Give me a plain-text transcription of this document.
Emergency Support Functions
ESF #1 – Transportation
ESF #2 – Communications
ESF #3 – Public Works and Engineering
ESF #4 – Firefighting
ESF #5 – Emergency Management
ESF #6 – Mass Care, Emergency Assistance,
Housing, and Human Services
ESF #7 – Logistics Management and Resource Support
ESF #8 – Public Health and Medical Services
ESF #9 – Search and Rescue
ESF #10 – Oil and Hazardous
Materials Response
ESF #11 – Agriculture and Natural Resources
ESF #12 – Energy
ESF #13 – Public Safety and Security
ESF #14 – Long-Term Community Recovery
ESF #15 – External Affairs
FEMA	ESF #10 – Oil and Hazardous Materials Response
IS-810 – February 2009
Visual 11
-*-
__WHAT YOU SHOULD DO__
Look above for every line with the word "Hazardous" and copy it.

__COMPLETE OUTPUT__
ESF #10 – Oil and Hazardous
FEMA	ESF #10 – Oil and Hazardous Materials Response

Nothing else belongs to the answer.